#### INSTRUCTIONS TO FOLLOW:
Every line holding the string "транспорта" should be gathered.

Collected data
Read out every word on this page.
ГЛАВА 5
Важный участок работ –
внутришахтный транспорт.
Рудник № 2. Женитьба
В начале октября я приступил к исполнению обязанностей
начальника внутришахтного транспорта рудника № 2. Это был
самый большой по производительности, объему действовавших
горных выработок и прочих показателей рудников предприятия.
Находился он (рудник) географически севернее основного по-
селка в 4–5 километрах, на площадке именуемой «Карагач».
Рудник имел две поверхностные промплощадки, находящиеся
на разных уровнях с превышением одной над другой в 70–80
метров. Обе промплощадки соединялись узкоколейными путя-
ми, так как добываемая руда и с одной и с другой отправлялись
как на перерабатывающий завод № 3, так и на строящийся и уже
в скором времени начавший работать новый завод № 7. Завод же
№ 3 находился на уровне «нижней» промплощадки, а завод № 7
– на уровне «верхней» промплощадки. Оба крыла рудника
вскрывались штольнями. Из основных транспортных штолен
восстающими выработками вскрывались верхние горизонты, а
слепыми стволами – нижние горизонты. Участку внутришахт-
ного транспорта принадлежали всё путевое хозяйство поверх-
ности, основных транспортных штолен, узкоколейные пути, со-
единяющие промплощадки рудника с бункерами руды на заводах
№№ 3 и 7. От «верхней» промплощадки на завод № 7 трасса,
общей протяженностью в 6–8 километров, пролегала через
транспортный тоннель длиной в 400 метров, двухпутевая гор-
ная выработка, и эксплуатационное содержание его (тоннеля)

* * *

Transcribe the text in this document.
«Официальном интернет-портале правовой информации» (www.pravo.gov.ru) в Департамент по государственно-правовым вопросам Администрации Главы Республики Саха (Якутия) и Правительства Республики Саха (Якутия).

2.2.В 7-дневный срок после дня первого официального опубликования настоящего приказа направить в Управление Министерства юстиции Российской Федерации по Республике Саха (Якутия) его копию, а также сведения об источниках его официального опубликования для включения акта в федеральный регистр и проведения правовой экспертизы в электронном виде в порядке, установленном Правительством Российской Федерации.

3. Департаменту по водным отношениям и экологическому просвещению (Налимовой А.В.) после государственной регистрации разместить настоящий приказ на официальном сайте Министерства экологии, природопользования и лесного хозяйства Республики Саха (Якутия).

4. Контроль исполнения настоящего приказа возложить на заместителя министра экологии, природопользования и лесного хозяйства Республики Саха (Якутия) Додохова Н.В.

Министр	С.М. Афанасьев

--

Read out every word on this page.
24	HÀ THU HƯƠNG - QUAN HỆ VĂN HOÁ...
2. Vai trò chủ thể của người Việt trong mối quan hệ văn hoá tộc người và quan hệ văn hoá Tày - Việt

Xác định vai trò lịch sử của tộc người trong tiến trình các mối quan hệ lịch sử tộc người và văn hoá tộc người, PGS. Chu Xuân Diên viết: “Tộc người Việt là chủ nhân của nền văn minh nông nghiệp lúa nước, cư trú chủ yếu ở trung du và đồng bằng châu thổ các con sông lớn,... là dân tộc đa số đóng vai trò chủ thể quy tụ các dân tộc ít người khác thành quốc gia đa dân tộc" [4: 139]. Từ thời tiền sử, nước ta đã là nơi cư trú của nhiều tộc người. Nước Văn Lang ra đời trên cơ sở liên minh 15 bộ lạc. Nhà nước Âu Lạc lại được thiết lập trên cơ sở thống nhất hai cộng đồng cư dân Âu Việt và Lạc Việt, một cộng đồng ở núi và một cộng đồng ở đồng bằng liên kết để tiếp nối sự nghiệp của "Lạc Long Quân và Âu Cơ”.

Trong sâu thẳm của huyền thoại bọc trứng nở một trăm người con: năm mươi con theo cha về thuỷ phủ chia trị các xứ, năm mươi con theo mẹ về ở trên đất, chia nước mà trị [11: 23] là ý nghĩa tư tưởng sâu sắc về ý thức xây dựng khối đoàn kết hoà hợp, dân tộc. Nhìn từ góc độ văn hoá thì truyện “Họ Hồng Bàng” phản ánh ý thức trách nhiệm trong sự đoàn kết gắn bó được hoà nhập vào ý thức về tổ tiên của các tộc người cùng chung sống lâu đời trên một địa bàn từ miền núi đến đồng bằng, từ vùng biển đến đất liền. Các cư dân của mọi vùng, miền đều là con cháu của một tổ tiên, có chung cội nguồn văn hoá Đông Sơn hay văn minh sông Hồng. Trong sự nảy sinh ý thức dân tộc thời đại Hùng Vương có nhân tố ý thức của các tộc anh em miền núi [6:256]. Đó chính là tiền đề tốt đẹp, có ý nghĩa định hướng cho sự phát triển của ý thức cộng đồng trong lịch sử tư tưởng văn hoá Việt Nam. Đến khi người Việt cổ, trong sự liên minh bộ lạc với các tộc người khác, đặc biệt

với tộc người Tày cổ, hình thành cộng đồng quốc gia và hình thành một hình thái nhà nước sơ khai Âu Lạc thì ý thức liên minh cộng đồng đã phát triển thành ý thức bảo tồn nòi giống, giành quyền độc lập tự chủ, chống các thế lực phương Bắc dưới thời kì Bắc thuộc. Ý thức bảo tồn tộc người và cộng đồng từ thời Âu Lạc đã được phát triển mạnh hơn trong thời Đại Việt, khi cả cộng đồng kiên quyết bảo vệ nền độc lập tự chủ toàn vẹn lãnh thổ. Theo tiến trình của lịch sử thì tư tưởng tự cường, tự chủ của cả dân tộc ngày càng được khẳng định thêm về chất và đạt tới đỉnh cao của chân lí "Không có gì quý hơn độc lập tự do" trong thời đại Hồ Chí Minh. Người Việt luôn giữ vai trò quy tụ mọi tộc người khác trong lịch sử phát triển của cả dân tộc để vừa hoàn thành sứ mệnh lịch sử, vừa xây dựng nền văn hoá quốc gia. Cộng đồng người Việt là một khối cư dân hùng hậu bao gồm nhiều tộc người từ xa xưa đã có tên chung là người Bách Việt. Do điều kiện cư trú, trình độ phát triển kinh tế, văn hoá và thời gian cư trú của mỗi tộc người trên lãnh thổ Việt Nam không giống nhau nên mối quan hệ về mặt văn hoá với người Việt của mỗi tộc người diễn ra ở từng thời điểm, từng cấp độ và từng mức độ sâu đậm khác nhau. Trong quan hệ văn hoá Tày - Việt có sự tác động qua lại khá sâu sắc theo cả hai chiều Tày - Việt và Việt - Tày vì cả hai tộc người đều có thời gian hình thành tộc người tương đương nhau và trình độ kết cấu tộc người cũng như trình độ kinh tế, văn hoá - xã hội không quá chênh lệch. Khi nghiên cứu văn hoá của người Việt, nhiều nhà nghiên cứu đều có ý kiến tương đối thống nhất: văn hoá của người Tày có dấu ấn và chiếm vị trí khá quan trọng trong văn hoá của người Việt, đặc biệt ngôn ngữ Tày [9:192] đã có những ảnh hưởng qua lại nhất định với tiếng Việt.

#### COMPLETE OUTPUT:
начальника внутришахтного транспорта рудника № 2. Это был
ного транспорта принадлежали всё путевое хозяйство поверх-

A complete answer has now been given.